**WRITTEN PROBLEM:** Copy out each line of the data that holds the word "Graph".
— START MATERIAL SHOWN —
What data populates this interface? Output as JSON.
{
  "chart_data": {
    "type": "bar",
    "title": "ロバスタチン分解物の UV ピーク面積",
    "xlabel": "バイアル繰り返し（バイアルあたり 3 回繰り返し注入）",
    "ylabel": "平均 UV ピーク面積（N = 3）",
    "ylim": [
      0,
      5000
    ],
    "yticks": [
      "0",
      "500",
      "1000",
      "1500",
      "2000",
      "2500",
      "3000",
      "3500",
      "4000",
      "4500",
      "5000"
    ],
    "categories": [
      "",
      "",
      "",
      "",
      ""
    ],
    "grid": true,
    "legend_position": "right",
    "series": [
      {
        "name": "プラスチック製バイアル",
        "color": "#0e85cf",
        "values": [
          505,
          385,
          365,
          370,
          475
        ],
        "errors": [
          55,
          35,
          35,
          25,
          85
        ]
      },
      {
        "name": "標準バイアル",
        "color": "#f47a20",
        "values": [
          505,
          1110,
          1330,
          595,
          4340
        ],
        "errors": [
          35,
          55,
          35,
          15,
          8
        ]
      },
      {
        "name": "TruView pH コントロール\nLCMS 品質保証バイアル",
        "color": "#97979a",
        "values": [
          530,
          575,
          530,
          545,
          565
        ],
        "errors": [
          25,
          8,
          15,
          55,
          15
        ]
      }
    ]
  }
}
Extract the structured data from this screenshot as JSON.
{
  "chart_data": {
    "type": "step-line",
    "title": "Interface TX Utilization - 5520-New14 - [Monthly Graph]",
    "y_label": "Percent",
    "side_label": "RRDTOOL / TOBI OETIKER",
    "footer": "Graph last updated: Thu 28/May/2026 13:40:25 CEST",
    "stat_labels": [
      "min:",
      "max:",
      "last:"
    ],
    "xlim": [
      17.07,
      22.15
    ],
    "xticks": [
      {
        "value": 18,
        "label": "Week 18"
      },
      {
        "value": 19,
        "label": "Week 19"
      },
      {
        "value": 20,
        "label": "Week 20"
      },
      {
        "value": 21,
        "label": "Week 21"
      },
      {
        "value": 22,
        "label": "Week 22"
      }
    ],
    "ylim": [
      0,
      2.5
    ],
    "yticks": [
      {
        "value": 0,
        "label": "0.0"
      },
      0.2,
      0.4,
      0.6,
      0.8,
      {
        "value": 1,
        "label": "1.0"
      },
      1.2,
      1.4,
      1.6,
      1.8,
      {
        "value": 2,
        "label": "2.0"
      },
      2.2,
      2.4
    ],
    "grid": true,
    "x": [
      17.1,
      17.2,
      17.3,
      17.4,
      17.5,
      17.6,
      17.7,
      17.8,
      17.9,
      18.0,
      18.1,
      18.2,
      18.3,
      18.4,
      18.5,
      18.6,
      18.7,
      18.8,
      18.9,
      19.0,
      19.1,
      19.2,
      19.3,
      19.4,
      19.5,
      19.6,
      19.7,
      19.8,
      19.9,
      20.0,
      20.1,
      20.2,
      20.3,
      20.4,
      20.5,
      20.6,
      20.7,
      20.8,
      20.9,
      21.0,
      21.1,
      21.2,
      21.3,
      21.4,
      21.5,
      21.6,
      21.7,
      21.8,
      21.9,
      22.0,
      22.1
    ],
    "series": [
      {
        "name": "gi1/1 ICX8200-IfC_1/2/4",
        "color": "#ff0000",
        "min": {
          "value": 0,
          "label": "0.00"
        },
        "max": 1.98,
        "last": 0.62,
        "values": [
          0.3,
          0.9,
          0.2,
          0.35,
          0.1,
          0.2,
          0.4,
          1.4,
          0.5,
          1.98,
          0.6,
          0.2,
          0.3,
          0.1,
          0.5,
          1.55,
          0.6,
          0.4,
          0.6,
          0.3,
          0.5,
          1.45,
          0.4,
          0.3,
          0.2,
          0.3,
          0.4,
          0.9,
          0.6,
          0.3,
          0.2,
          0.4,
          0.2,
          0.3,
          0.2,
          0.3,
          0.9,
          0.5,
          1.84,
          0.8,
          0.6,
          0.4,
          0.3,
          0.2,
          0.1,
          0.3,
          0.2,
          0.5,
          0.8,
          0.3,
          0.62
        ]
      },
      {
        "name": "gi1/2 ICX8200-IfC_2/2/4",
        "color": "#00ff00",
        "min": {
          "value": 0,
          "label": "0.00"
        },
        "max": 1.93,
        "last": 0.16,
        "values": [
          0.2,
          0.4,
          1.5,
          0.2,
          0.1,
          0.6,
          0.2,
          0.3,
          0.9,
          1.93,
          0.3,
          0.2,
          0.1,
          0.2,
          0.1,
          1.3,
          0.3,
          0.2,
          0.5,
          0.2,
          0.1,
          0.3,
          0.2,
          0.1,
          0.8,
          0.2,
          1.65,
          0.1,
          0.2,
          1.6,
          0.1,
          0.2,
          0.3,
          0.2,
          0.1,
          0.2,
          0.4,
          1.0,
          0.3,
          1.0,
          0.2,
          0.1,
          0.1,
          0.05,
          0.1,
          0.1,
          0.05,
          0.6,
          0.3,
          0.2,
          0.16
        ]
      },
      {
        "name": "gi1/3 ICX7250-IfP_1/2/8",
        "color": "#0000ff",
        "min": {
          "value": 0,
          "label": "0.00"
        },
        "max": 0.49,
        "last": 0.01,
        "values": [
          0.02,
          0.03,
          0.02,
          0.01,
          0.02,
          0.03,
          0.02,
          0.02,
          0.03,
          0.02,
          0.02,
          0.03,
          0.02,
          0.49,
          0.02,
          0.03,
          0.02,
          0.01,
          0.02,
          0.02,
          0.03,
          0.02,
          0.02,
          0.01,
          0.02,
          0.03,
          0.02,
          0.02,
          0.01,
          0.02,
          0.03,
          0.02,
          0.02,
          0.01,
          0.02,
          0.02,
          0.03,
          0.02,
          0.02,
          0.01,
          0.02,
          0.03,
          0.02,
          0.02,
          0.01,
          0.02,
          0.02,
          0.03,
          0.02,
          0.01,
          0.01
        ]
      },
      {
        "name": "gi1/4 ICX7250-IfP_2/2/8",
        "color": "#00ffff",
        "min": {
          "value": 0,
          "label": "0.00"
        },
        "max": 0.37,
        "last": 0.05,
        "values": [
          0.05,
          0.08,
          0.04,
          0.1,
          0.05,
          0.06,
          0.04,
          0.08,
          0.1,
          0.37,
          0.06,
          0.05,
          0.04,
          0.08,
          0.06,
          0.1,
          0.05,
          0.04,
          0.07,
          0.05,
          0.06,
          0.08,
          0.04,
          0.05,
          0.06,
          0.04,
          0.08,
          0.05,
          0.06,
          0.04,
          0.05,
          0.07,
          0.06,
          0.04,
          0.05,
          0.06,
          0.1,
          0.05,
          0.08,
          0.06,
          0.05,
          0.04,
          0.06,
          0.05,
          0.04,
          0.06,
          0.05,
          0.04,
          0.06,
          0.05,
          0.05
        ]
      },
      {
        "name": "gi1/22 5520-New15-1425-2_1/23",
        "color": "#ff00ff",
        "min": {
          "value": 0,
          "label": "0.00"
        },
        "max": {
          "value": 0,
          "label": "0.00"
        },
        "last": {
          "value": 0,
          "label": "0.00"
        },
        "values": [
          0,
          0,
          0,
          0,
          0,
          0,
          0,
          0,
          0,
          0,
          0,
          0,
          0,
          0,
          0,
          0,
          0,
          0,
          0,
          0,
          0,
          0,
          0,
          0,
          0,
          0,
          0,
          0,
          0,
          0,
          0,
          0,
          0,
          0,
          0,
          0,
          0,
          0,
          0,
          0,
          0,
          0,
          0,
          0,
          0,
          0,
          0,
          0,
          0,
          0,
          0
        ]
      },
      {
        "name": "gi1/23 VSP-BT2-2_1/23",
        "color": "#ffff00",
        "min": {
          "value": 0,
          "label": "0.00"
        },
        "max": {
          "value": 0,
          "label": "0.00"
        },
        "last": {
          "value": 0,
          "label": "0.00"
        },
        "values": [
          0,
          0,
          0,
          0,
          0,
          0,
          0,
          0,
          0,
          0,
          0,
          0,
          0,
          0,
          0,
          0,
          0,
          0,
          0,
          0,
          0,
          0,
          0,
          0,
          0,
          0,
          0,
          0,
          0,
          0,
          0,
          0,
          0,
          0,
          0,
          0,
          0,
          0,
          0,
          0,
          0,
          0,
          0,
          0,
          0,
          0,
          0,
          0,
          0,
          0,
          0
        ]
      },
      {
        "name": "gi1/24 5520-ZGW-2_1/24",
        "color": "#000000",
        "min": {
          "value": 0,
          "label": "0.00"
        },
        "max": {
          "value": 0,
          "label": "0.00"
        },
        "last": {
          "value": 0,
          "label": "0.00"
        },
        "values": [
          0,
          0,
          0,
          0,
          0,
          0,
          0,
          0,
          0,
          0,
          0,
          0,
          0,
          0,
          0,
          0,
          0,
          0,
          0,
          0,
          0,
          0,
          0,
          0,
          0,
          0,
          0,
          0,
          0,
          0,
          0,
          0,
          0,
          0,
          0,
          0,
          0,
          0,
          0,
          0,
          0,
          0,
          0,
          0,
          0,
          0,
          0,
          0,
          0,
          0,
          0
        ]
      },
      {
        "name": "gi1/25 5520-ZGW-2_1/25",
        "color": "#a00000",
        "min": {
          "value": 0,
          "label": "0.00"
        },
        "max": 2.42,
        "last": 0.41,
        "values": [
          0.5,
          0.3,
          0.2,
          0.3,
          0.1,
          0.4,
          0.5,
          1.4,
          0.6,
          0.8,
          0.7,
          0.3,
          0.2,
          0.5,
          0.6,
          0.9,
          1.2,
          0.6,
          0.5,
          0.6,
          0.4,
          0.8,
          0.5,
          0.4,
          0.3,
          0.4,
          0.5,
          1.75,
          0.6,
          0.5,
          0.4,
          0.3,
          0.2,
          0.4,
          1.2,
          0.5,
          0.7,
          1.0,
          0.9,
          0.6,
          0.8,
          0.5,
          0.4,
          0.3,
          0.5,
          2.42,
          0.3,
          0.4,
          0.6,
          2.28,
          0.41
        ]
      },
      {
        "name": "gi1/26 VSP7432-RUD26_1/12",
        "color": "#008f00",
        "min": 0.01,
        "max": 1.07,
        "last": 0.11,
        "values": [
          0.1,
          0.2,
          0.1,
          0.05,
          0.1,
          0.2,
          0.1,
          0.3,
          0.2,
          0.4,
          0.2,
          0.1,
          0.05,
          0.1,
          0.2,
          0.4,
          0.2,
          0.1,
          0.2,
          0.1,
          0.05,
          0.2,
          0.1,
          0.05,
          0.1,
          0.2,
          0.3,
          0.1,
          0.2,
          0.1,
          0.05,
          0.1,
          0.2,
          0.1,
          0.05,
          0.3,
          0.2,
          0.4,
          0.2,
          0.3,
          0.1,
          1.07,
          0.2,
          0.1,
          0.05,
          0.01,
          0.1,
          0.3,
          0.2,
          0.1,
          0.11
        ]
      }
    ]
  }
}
— END MATERIAL SHOWN —
**TASK SOLUTION:**
    "title": "Interface TX Utilization - 5520-New14 - [Monthly Graph]",
    "footer": "Graph last updated: Thu 28/May/2026 13:40:25 CEST",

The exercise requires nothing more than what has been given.